**Your instructions:** From the listing that follows, extract every line and set it down unaltered.

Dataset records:
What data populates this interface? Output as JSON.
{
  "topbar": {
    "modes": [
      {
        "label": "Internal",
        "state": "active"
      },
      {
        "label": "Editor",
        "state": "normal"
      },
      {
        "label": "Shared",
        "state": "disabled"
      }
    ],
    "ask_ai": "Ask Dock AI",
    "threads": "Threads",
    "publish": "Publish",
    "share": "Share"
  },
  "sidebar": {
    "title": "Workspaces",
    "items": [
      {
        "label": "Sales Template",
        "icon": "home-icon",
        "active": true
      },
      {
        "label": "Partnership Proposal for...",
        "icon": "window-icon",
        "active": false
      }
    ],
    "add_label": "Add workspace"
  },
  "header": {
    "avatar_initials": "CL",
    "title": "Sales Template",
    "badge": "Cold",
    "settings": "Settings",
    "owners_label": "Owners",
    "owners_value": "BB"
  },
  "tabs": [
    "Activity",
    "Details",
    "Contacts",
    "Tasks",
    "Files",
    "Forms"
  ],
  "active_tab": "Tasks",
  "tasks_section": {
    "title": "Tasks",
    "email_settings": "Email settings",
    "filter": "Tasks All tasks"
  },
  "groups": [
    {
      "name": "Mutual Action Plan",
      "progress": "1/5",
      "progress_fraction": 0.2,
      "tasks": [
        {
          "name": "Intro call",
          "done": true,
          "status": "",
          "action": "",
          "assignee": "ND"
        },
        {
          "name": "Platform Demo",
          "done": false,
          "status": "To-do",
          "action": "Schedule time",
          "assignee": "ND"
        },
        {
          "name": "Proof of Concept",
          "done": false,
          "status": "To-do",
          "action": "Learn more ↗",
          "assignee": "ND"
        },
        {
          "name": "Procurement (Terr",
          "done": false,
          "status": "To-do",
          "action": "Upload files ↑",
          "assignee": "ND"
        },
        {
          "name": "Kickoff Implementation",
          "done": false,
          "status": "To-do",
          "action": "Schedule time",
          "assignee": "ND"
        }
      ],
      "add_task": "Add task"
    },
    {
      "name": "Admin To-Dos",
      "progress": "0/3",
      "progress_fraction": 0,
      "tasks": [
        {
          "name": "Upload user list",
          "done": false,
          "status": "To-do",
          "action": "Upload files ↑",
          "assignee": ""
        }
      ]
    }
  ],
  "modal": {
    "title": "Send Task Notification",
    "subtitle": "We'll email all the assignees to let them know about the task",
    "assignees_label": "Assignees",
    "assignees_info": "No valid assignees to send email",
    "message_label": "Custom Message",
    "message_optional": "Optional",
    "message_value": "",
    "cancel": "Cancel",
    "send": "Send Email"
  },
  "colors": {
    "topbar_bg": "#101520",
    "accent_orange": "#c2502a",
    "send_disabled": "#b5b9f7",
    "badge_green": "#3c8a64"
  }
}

**Answer below:**
What data populates this interface? Output as JSON.
{
  "topbar": {
    "modes": [
      {
        "label": "Internal",
        "state": "active"
      },
      {
        "label": "Editor",
        "state": "normal"
      },
      {
        "label": "Shared",
        "state": "disabled"
      }
    ],
    "ask_ai": "Ask Dock AI",
    "threads": "Threads",
    "publish": "Publish",
    "share": "Share"
  },
  "sidebar": {
    "title": "Workspaces",
    "items": [
      {
        "label": "Sales Template",
        "icon": "home-icon",
        "active": true
      },
      {
        "label": "Partnership Proposal for...",
        "icon": "window-icon",
        "active": false
      }
    ],
    "add_label": "Add workspace"
  },
  "header": {
    "avatar_initials": "CL",
    "title": "Sales Template",
    "badge": "Cold",
    "settings": "Settings",
    "owners_label": "Owners",
    "owners_value": "BB"
  },
  "tabs": [
    "Activity",
    "Details",
    "Contacts",
    "Tasks",
    "Files",
    "Forms"
  ],
  "active_tab": "Tasks",
  "tasks_section": {
    "title": "Tasks",
    "email_settings": "Email settings",
    "filter": "Tasks All tasks"
  },
  "groups": [
    {
      "name": "Mutual Action Plan",
      "progress": "1/5",
      "progress_fraction": 0.2,
      "tasks": [
        {
          "name": "Intro call",
          "done": true,
          "status": "",
          "action": "",
          "assignee": "ND"
        },
        {
          "name": "Platform Demo",
          "done": false,
          "status": "To-do",
          "action": "Schedule time",
          "assignee": "ND"
        },
        {
          "name": "Proof of Concept",
          "done": false,
          "status": "To-do",
          "action": "Learn more ↗",
          "assignee": "ND"
        },
        {
          "name": "Procurement (Terr",
          "done": false,
          "status": "To-do",
          "action": "Upload files ↑",
          "assignee": "ND"
        },
        {
          "name": "Kickoff Implementation",
          "done": false,
          "status": "To-do",
          "action": "Schedule time",
          "assignee": "ND"
        }
      ],
      "add_task": "Add task"
    },
    {
      "name": "Admin To-Dos",
      "progress": "0/3",
      "progress_fraction": 0,
      "tasks": [
        {
          "name": "Upload user list",
          "done": false,
          "status": "To-do",
          "action": "Upload files ↑",
          "assignee": ""
        }
      ]
    }
  ],
  "modal": {
    "title": "Send Task Notification",
    "subtitle": "We'll email all the assignees to let them know about the task",
    "assignees_label": "Assignees",
    "assignees_info": "No valid assignees to send email",
    "message_label": "Custom Message",
    "message_optional": "Optional",
    "message_value": "",
    "cancel": "Cancel",
    "send": "Send Email"
  },
  "colors": {
    "topbar_bg": "#101520",
    "accent_orange": "#c2502a",
    "send_disabled": "#b5b9f7",
    "badge_green": "#3c8a64"
  }
}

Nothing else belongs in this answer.